What is expected - Below are the entries; count the lines in them that contain the word "title" and give only the number.

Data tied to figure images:
=-=-=-=-=

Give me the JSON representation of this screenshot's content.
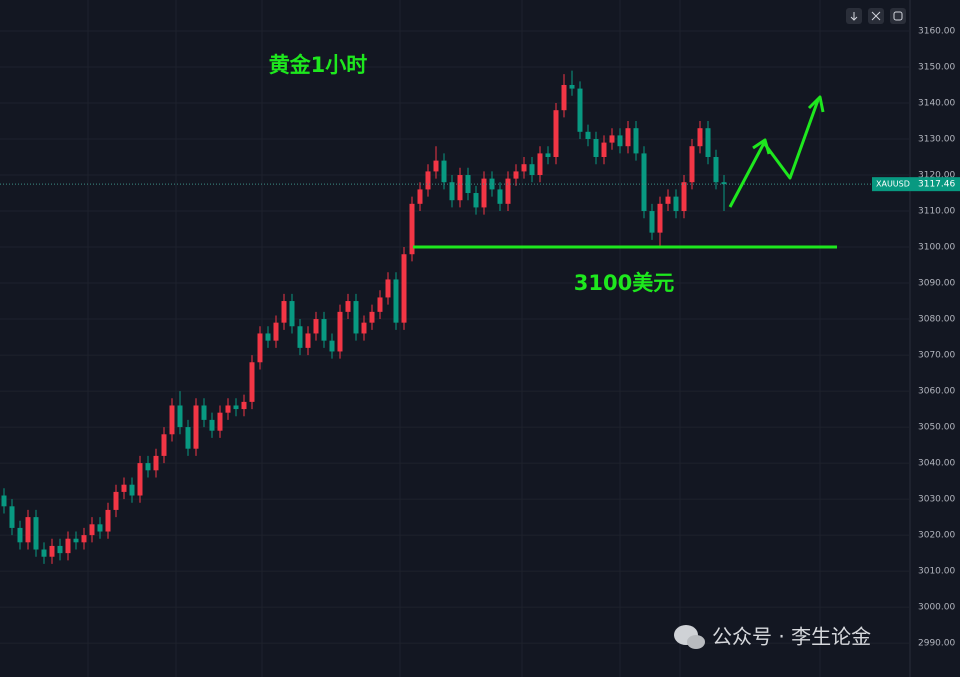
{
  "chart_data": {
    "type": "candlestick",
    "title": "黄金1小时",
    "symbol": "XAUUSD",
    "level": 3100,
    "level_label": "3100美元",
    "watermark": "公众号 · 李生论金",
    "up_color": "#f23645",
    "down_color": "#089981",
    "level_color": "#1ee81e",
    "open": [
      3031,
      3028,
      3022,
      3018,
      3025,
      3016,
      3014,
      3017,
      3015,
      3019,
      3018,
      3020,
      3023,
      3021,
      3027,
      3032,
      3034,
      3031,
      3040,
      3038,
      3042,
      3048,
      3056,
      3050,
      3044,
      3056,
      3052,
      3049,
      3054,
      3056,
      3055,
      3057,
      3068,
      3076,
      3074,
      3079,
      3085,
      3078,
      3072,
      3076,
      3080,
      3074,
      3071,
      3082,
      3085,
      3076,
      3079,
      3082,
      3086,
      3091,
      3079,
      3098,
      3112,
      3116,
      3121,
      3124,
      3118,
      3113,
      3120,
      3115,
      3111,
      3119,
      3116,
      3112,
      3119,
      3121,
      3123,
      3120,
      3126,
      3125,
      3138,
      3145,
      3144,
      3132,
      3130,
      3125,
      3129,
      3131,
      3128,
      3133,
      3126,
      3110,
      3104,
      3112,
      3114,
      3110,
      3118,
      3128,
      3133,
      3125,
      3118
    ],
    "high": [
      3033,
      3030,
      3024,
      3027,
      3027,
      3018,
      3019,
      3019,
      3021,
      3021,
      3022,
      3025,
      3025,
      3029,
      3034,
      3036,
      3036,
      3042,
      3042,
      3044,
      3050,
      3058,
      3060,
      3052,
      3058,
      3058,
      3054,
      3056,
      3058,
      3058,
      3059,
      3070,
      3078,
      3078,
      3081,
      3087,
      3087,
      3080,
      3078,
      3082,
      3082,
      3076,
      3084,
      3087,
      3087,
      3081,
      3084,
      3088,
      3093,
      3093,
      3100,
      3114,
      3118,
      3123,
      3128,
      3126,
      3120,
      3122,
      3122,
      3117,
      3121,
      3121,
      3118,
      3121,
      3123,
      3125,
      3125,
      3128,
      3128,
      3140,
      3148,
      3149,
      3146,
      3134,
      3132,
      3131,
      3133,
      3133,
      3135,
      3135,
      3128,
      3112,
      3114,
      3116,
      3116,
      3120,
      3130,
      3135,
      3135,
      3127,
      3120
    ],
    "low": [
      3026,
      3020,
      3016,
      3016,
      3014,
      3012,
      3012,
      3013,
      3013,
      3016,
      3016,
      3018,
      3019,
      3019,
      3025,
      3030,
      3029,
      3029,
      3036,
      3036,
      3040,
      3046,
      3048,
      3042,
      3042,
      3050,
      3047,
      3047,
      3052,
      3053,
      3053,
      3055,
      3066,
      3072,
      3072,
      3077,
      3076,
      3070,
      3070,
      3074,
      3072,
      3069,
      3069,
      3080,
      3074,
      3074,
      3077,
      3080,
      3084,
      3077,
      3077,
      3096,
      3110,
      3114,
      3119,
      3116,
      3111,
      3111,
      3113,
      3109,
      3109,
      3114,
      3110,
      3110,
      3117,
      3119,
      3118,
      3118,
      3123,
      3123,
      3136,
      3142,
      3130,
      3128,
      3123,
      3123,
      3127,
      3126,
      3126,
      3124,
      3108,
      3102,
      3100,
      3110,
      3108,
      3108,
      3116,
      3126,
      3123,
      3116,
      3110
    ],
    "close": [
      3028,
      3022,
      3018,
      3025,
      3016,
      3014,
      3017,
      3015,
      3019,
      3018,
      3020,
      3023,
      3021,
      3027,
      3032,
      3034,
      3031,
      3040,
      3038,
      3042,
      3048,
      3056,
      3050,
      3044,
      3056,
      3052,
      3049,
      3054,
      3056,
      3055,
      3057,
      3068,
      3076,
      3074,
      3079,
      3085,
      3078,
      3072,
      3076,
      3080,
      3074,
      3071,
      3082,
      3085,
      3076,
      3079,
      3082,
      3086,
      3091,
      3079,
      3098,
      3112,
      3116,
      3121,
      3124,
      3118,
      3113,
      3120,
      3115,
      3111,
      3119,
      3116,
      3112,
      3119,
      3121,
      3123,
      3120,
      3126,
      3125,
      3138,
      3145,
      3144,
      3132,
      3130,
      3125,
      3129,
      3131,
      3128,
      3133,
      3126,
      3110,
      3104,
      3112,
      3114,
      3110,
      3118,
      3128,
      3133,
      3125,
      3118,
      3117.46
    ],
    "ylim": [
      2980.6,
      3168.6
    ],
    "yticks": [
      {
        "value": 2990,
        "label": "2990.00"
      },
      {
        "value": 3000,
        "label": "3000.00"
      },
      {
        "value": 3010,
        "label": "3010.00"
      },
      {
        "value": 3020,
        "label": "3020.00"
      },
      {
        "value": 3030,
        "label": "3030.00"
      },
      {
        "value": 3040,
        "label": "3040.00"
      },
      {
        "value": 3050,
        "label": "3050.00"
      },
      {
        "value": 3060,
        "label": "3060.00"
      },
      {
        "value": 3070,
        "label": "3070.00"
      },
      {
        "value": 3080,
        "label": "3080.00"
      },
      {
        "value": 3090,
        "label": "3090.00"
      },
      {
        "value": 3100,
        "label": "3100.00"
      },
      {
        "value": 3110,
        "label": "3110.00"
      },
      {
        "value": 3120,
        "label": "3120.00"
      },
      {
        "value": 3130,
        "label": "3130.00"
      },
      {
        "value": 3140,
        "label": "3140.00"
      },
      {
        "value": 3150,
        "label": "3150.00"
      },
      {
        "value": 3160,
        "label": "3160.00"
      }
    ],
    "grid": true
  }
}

=-=-=-=-=

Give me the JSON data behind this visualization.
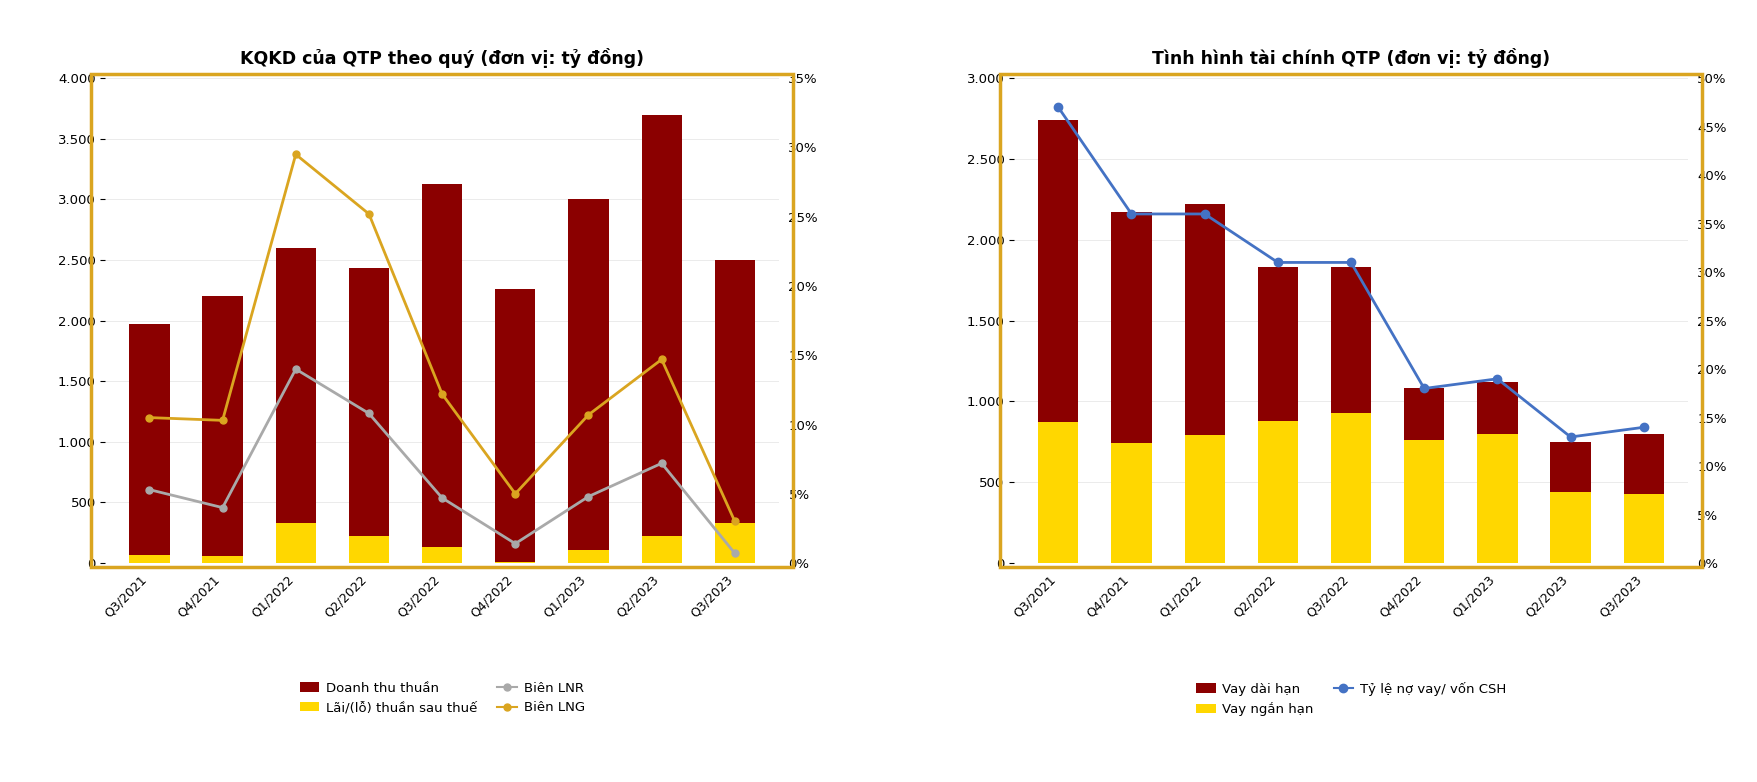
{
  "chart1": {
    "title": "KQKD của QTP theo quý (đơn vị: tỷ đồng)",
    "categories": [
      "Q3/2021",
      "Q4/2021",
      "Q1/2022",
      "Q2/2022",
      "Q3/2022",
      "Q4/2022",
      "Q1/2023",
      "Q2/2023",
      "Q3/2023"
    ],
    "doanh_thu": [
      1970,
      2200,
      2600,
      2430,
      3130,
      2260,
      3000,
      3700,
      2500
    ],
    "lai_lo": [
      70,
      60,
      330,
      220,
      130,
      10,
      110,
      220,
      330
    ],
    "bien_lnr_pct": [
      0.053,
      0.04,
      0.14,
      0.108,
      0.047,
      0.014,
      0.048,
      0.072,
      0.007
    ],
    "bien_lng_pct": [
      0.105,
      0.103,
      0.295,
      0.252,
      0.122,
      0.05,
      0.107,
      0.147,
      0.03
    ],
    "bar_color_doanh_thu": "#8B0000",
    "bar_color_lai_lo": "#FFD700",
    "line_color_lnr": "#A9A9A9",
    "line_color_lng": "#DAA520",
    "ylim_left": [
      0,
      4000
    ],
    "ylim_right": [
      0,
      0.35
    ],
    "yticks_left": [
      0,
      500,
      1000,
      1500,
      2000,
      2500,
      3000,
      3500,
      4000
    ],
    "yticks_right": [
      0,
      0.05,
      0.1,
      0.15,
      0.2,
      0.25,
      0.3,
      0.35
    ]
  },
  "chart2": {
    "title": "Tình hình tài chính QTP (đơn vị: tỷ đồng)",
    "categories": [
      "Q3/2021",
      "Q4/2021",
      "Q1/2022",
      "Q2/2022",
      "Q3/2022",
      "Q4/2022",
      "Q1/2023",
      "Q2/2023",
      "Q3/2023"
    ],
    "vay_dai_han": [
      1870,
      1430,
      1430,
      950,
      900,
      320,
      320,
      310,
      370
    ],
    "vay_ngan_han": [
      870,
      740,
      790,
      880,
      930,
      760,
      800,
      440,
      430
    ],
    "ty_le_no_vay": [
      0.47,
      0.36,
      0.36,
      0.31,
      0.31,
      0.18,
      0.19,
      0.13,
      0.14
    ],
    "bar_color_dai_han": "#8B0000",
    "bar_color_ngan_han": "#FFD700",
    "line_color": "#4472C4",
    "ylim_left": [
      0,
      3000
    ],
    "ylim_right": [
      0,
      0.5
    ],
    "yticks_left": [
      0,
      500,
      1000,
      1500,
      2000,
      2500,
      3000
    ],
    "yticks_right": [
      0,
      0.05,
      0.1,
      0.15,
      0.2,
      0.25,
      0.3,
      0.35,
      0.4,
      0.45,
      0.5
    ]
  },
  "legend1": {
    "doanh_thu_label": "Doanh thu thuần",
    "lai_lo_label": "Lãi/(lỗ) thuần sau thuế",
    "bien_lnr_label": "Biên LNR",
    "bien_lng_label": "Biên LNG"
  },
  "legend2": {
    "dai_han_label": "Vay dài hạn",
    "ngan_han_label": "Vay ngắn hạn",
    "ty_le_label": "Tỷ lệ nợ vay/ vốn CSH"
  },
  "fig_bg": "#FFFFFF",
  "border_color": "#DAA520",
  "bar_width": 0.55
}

=-=-=-=-=

Answer below - 3